■ **Records for processing**:
_ _ _ _ _ _ _
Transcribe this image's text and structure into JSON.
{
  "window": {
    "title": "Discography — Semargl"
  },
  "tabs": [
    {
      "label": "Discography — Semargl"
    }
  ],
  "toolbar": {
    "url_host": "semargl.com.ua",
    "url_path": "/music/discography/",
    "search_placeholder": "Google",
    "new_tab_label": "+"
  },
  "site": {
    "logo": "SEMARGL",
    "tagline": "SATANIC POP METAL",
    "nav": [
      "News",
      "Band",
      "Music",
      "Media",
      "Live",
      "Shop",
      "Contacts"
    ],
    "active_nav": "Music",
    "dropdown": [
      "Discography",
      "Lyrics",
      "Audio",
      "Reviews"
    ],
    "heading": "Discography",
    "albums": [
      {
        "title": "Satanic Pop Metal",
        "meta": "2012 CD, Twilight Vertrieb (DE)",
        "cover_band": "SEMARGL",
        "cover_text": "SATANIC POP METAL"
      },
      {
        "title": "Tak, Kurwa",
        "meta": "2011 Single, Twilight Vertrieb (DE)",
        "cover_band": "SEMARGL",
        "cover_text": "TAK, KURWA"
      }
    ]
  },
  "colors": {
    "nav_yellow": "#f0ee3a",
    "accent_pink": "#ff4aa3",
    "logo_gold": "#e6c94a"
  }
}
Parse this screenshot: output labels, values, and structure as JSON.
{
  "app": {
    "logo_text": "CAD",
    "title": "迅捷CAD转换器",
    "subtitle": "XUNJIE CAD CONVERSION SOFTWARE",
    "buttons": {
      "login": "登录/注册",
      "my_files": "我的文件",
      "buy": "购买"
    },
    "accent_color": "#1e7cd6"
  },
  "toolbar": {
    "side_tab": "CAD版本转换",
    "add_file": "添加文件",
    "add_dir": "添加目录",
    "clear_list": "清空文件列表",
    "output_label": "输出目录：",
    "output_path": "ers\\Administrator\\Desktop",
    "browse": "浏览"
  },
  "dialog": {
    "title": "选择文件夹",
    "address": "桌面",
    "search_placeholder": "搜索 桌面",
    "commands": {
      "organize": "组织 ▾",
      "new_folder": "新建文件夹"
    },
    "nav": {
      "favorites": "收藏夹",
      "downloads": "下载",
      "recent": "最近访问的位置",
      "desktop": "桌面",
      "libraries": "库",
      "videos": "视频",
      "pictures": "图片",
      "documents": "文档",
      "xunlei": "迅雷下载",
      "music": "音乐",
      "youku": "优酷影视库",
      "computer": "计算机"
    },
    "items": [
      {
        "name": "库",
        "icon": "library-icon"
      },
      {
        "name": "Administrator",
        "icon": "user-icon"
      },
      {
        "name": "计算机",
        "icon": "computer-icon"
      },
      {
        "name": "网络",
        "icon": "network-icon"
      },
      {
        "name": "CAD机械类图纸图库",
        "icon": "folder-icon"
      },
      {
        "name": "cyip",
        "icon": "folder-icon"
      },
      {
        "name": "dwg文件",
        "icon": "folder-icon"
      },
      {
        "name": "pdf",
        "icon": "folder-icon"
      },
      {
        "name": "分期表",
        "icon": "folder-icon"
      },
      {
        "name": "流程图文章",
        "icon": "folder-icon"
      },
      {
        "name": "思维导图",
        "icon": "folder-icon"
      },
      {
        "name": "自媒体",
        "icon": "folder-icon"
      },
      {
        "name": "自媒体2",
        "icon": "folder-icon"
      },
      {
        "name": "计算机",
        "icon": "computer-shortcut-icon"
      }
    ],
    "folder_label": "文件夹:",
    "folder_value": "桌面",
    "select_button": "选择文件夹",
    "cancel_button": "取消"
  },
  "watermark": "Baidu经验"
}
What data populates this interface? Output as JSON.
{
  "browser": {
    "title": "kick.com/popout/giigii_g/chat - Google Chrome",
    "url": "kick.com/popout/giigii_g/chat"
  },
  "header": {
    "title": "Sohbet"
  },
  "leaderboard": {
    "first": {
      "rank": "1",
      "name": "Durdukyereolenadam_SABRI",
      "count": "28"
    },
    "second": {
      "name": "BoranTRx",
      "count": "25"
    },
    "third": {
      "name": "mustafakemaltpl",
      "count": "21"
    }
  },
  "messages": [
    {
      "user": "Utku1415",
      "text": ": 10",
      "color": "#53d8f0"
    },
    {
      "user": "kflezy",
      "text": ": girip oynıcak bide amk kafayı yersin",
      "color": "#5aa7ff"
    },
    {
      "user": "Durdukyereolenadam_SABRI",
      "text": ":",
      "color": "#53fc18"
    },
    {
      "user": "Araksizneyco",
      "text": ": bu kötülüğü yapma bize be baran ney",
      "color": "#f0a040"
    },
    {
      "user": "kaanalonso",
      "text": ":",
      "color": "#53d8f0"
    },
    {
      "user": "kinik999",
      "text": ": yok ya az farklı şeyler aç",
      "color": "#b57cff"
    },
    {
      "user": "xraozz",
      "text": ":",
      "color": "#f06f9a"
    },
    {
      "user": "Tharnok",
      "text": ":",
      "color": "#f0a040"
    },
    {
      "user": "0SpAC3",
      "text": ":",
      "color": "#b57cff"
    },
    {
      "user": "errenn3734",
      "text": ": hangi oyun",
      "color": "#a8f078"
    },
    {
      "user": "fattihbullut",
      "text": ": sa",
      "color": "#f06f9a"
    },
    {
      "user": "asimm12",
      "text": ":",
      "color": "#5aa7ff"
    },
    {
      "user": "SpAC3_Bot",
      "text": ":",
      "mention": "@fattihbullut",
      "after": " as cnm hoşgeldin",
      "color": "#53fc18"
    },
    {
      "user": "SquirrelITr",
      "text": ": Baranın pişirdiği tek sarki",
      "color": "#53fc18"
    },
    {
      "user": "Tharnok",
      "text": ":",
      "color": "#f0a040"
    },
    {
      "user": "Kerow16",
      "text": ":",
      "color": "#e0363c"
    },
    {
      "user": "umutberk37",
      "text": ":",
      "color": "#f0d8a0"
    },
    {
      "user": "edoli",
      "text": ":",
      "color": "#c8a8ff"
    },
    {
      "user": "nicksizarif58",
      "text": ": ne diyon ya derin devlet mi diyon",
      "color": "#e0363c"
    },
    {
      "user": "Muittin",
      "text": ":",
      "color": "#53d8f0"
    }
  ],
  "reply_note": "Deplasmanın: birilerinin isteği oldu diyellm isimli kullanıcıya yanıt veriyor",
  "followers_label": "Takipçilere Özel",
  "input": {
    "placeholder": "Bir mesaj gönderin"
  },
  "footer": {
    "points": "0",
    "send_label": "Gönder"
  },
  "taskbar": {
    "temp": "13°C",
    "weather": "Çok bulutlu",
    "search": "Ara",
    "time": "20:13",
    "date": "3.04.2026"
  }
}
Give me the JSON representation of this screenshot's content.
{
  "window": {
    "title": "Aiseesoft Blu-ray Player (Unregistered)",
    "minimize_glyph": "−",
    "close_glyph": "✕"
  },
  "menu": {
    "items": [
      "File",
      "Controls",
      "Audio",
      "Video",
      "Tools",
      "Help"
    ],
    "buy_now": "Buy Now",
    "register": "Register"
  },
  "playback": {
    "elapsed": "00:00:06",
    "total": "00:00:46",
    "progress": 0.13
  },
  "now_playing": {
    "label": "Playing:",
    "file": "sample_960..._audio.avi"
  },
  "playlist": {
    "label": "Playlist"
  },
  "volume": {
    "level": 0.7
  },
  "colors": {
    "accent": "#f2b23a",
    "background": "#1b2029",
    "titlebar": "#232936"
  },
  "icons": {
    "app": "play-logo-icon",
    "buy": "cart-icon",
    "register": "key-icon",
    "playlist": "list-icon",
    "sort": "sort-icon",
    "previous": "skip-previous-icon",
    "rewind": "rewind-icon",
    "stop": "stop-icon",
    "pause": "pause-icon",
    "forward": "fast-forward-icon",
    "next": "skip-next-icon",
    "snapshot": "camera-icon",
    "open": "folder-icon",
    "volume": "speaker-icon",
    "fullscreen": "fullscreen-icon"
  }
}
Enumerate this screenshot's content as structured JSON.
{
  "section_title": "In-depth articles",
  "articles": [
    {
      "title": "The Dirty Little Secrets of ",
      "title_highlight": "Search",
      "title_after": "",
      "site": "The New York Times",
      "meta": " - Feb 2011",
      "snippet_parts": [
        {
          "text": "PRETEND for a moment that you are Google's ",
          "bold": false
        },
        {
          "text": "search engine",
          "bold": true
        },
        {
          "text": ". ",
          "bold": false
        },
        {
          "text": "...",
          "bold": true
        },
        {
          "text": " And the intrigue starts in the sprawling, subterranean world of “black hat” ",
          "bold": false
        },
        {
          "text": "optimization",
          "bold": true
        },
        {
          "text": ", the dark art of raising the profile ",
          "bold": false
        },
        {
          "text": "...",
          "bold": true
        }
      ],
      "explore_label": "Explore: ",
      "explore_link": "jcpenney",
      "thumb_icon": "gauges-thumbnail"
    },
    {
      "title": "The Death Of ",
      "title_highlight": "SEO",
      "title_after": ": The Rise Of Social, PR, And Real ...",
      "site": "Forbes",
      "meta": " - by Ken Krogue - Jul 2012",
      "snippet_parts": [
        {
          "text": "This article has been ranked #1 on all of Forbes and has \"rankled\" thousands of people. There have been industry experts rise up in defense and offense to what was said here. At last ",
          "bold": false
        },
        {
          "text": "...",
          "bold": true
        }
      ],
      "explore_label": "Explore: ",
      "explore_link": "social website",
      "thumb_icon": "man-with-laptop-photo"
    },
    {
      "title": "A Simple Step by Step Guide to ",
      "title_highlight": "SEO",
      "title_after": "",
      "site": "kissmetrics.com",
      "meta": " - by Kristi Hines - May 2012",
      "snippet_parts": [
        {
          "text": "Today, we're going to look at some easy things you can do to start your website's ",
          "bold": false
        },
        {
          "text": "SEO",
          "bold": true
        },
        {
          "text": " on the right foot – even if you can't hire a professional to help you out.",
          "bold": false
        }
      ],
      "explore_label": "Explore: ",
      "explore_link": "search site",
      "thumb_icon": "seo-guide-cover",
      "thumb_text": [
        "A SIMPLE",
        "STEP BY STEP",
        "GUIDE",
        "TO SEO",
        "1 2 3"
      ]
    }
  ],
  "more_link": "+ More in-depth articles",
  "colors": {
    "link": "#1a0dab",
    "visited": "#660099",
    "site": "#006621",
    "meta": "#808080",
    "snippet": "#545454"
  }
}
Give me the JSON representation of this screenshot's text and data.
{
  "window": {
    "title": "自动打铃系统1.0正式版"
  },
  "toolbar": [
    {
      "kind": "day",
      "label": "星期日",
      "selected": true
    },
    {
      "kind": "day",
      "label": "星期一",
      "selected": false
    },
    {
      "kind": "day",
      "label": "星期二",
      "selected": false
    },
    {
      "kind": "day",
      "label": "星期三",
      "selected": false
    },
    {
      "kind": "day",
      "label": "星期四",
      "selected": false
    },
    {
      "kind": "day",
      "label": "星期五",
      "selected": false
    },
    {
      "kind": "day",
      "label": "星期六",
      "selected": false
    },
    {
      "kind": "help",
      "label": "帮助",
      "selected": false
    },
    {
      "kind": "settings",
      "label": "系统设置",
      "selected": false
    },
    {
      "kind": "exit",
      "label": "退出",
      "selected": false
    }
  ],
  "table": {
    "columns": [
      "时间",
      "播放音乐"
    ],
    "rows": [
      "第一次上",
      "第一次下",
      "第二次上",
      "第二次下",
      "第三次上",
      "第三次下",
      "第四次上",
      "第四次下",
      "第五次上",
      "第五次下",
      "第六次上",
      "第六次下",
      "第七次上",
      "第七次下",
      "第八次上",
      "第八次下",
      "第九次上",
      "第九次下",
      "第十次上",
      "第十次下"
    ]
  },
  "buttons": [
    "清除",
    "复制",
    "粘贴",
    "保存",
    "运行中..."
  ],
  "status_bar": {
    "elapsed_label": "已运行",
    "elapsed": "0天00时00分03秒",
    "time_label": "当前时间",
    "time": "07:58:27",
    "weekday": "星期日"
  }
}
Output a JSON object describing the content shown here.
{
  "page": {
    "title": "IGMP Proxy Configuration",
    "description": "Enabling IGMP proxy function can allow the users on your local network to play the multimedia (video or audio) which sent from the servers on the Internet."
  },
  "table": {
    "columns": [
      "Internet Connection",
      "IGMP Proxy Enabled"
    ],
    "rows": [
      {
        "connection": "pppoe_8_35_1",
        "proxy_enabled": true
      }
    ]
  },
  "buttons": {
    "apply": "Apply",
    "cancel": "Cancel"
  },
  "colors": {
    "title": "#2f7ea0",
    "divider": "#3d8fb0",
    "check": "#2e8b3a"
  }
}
_ _ _ _ _ _ _
■ **Problem to solve**:
Find all lines with "Give" in them and copy each one.

■ **Solution to the exercise**:
Give me the JSON representation of this screenshot's content.
Give me the JSON representation of this screenshot's text and data.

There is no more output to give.